## DIRECTIONS FOR THIS TASK
Check which lines of the entries that follow hold "Anesthesiology", then give the number of those lines and nothing more.

:: EXERCISE MATERIAL

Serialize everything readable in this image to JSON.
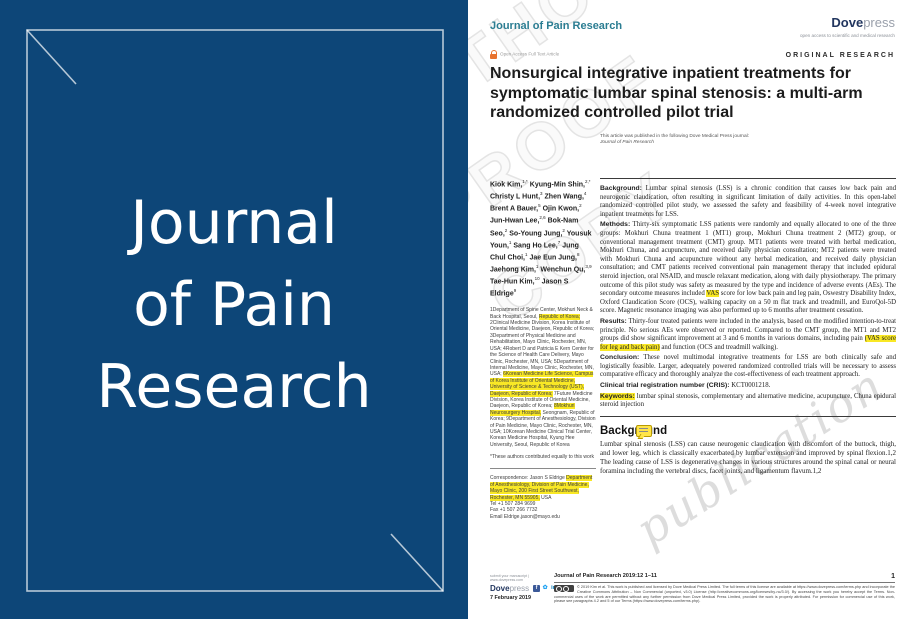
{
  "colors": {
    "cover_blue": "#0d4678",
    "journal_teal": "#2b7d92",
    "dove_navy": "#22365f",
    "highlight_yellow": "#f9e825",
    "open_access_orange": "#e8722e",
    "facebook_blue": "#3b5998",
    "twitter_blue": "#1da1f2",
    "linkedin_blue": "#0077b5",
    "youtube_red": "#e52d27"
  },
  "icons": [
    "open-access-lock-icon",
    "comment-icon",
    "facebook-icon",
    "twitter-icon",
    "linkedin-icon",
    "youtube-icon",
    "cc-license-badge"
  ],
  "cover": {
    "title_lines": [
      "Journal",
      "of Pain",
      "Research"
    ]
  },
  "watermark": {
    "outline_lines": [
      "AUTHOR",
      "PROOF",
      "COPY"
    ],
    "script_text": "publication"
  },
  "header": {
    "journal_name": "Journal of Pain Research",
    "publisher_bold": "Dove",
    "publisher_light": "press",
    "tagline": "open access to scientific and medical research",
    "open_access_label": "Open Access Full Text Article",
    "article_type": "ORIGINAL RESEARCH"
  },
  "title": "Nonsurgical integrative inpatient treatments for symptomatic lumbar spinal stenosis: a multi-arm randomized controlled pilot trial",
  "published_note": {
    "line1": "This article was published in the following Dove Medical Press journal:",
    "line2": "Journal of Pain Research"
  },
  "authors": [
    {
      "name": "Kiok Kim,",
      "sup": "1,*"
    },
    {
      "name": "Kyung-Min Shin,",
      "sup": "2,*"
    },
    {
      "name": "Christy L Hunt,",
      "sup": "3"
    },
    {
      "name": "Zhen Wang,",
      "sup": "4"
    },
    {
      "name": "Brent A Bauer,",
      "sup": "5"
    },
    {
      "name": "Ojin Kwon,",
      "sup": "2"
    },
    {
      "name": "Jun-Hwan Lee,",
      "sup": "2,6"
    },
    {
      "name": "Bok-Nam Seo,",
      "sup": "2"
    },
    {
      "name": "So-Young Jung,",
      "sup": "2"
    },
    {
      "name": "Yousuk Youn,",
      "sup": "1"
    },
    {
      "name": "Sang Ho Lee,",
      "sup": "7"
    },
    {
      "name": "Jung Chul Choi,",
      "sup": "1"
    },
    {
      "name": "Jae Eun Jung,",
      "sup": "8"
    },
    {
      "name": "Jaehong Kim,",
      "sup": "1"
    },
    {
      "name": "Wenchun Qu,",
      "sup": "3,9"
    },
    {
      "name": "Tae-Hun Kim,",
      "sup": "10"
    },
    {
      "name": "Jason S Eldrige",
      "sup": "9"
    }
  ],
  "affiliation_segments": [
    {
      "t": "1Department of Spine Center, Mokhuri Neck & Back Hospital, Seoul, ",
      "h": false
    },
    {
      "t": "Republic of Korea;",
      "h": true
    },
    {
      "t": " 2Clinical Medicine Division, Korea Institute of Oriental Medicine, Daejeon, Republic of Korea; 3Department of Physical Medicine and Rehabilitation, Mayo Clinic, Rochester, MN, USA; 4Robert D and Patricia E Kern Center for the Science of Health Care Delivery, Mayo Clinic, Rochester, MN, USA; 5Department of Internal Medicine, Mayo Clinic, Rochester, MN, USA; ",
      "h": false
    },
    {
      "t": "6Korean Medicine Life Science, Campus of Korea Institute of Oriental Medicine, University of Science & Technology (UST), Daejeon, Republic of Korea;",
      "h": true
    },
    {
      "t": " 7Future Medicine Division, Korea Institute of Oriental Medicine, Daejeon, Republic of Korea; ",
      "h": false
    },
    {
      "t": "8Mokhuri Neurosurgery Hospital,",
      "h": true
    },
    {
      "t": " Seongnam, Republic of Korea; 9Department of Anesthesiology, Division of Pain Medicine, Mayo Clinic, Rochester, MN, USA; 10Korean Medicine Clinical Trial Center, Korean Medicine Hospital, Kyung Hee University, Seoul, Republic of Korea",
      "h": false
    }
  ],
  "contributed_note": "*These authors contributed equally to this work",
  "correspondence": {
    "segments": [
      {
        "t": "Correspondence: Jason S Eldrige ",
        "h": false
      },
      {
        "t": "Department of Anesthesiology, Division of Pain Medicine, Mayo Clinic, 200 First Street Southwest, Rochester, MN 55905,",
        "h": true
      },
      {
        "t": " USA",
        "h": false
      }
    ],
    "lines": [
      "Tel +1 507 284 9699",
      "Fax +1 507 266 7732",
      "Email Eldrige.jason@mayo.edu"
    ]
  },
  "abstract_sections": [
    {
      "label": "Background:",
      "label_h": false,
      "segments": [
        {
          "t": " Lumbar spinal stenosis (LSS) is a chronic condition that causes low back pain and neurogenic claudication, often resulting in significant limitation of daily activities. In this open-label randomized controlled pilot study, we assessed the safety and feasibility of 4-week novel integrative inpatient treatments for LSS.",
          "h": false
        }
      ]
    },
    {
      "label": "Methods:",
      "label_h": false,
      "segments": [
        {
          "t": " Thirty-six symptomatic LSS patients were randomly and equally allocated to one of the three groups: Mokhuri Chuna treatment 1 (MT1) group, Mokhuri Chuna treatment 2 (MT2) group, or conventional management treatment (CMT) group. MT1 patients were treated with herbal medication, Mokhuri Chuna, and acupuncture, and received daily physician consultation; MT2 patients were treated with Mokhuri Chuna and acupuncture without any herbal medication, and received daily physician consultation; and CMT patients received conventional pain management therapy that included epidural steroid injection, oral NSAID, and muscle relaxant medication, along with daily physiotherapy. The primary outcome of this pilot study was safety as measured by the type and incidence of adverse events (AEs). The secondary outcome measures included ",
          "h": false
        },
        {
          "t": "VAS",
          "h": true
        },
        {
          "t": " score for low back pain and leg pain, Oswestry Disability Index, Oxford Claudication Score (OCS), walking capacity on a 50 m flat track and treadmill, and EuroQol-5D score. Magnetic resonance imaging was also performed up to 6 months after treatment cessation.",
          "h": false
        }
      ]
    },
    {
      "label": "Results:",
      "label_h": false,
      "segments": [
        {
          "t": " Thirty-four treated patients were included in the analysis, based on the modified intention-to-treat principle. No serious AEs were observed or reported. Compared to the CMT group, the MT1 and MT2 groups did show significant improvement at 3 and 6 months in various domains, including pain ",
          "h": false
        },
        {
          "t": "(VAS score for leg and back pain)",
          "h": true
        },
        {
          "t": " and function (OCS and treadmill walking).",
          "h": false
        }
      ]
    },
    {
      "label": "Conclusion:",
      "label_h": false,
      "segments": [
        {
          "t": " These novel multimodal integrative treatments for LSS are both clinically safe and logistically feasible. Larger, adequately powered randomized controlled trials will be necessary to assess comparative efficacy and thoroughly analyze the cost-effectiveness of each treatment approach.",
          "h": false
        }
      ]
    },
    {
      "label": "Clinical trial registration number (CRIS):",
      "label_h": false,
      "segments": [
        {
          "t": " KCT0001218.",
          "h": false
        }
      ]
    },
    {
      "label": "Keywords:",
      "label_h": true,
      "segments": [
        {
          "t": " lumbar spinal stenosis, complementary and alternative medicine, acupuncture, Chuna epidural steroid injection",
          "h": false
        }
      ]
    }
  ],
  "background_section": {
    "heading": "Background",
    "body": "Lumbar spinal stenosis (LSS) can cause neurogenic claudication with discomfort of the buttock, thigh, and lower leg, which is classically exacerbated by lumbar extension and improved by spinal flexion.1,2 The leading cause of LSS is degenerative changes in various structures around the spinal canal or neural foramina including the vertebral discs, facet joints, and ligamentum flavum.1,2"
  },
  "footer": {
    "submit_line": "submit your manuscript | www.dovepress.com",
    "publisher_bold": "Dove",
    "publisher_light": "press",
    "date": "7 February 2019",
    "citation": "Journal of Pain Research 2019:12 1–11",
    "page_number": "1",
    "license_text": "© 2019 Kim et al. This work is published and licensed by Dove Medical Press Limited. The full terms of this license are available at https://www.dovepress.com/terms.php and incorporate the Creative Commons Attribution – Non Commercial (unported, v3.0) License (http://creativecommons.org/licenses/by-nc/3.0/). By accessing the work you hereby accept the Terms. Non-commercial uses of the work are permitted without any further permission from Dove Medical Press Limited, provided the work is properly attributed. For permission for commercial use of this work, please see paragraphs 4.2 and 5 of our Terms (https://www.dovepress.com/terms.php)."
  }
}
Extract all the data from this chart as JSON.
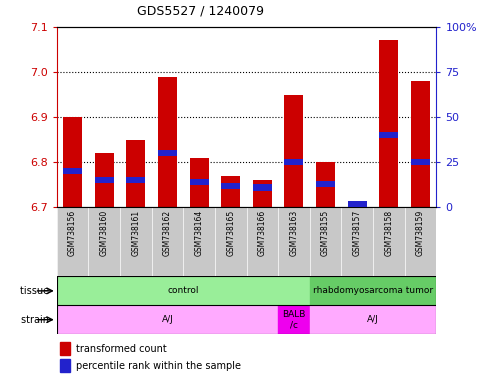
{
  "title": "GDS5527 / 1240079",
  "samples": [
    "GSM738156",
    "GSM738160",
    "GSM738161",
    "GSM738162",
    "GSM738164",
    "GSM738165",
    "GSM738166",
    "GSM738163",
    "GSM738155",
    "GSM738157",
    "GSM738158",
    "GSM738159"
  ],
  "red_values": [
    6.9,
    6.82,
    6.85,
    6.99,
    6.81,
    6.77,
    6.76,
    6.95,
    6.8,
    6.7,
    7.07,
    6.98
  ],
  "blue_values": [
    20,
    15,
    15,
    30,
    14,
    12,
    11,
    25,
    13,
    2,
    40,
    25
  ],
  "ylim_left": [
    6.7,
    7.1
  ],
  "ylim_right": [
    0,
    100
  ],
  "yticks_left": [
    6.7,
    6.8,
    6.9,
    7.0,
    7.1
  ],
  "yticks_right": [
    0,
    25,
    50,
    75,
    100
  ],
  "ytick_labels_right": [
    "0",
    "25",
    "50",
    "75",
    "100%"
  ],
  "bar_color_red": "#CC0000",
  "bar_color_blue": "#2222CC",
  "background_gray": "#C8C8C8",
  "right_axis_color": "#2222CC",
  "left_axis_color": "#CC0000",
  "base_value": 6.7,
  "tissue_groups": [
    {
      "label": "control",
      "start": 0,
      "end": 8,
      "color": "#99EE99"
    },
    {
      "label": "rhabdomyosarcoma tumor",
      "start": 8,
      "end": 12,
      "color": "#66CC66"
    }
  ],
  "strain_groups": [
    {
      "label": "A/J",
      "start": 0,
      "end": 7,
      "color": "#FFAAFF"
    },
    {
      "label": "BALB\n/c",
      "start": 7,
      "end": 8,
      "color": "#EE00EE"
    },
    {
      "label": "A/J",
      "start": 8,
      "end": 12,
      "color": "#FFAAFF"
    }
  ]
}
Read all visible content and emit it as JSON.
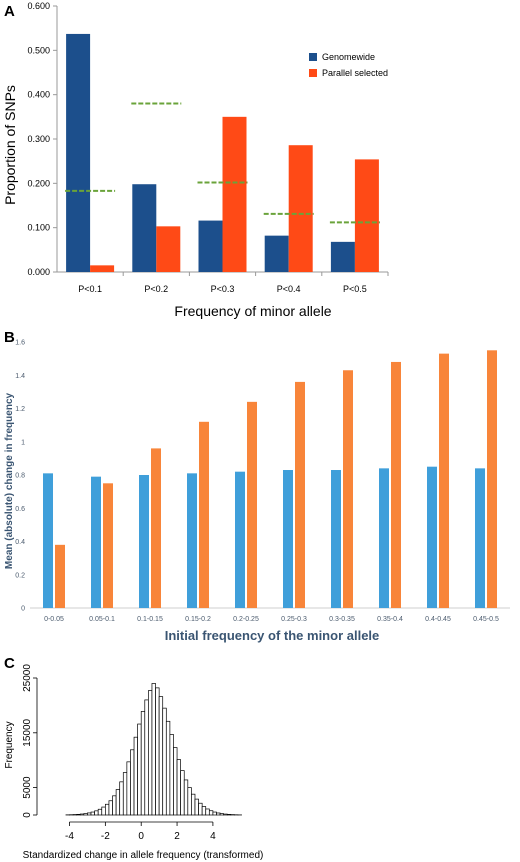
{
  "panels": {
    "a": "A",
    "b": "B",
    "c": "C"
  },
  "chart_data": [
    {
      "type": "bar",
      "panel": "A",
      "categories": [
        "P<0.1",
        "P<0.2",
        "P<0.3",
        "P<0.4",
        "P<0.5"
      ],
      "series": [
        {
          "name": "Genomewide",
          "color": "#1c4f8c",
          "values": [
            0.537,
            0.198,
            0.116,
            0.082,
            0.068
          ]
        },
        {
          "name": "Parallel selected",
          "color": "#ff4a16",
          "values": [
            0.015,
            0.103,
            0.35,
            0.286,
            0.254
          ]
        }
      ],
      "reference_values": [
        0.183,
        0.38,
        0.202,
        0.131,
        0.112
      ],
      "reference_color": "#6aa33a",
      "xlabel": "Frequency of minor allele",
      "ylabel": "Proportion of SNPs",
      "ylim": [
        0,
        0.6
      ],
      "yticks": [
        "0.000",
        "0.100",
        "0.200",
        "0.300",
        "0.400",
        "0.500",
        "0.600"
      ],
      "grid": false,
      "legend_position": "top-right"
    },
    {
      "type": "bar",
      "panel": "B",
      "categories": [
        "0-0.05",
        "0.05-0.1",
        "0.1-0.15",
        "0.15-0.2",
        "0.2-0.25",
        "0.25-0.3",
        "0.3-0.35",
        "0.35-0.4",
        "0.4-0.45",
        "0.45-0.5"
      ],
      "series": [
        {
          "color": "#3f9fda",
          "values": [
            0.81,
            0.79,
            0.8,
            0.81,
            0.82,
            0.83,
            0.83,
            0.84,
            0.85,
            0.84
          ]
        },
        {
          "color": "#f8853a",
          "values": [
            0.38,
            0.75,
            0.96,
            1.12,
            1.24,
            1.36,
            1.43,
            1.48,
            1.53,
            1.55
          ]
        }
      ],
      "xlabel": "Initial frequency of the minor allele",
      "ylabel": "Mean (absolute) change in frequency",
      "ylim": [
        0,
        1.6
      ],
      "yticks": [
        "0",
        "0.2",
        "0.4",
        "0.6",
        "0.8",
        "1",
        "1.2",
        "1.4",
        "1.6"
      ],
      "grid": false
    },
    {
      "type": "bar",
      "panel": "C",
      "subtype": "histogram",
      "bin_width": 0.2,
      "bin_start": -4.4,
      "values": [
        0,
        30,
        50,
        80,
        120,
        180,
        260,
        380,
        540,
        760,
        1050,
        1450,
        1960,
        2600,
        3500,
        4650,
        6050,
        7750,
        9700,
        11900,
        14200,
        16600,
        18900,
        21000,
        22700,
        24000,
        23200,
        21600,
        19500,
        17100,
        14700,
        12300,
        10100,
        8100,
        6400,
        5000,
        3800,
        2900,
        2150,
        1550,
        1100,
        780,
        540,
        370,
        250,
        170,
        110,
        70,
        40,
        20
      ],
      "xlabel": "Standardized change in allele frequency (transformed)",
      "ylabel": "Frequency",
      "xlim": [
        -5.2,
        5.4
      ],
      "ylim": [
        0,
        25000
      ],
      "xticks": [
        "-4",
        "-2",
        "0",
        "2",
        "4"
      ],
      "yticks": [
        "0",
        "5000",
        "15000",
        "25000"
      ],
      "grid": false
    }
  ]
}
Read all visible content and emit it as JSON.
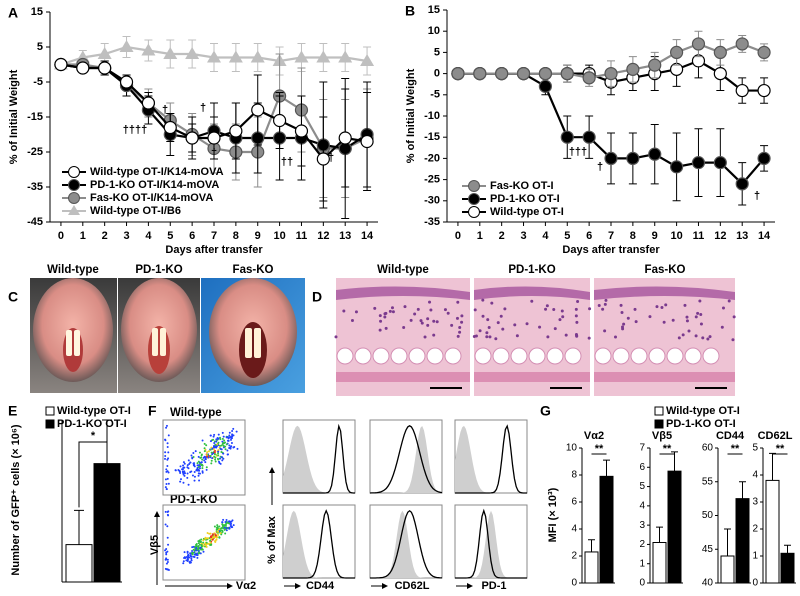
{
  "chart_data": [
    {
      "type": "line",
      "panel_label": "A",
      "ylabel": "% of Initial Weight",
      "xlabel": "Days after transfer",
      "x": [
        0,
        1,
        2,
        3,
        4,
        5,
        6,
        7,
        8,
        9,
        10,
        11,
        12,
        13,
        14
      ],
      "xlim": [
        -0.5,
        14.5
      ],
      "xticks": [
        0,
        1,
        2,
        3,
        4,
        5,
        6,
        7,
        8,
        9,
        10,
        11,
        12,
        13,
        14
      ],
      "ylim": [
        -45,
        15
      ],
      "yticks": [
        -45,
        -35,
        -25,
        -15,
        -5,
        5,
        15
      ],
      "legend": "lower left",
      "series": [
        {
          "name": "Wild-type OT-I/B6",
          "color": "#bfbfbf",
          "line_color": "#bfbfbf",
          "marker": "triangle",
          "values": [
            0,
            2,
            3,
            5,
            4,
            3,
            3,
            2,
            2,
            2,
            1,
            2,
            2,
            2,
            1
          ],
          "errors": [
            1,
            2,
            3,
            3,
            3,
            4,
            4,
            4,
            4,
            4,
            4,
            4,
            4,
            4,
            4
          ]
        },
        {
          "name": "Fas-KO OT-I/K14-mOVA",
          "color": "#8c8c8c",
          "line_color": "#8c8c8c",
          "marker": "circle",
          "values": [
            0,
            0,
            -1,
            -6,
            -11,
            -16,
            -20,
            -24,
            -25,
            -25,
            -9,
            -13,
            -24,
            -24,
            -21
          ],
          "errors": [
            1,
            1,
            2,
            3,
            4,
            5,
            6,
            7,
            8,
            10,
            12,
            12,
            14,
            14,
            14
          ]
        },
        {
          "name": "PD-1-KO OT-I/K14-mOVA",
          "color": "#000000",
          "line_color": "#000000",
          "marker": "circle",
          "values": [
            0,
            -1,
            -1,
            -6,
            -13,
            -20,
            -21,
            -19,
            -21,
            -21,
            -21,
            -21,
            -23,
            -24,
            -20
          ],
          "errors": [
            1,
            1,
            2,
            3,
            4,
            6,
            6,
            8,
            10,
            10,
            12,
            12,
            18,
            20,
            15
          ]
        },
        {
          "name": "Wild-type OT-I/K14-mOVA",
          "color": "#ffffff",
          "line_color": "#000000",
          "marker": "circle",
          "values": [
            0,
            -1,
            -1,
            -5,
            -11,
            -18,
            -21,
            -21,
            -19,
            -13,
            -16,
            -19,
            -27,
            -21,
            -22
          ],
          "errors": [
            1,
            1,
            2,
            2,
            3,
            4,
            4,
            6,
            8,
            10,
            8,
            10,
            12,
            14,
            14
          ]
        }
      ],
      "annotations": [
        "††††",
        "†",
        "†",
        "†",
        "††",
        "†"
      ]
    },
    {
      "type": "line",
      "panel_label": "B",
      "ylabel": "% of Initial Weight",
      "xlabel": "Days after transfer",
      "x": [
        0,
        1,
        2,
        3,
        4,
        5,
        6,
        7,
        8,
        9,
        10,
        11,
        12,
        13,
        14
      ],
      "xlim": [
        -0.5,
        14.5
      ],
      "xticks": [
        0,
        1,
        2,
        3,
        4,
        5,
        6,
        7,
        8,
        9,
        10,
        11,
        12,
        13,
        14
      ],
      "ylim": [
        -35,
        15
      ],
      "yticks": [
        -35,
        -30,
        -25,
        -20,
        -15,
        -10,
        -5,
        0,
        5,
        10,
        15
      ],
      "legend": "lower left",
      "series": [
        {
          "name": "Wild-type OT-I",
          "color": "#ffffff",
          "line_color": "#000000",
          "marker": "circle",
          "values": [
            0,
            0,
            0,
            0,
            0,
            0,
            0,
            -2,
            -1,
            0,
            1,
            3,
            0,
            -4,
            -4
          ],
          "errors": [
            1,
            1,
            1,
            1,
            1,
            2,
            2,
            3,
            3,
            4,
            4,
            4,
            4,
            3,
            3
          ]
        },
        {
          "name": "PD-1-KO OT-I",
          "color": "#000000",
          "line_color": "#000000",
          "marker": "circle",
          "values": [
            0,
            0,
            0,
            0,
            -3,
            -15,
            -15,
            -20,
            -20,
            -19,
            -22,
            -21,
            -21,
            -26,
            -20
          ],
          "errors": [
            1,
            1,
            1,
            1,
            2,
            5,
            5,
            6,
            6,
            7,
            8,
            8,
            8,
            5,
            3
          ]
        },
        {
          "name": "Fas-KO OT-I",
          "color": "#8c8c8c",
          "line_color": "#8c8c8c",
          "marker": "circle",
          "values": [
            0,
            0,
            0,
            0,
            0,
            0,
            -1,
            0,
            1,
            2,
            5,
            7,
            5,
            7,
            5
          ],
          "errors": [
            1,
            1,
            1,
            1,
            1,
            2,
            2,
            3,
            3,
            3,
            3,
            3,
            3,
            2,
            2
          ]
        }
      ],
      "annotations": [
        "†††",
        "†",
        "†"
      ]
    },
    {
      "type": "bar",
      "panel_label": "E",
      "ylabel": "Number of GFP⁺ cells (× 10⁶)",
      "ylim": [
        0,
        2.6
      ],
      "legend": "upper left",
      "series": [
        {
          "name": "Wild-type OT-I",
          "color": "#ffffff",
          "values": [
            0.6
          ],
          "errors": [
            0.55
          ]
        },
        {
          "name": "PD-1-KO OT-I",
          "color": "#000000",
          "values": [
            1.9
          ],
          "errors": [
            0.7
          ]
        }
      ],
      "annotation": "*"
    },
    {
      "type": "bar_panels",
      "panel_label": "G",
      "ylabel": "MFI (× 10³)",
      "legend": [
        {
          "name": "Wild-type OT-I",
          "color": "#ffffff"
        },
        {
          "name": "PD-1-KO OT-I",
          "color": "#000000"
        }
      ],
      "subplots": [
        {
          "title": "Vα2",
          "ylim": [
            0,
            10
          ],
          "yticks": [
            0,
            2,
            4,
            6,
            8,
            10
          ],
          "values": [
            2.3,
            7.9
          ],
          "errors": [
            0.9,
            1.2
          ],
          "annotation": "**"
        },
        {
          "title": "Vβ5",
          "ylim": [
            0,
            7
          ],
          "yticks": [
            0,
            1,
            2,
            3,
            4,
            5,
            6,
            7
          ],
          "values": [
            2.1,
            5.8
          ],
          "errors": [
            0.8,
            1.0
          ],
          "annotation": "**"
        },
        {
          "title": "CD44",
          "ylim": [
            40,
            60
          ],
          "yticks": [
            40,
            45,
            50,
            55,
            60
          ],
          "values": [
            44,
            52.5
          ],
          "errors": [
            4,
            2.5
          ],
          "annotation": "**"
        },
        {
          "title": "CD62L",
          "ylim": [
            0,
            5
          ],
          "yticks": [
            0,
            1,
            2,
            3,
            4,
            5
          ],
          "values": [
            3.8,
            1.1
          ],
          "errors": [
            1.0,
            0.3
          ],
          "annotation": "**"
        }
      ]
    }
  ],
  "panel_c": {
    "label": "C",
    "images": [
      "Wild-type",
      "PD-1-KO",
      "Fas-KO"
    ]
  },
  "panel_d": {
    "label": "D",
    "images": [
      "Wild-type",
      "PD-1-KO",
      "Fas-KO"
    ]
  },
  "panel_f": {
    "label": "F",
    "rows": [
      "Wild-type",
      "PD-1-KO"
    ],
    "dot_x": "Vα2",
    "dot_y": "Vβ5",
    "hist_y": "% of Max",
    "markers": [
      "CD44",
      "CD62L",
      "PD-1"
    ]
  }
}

::::

## ANSWER AREA
2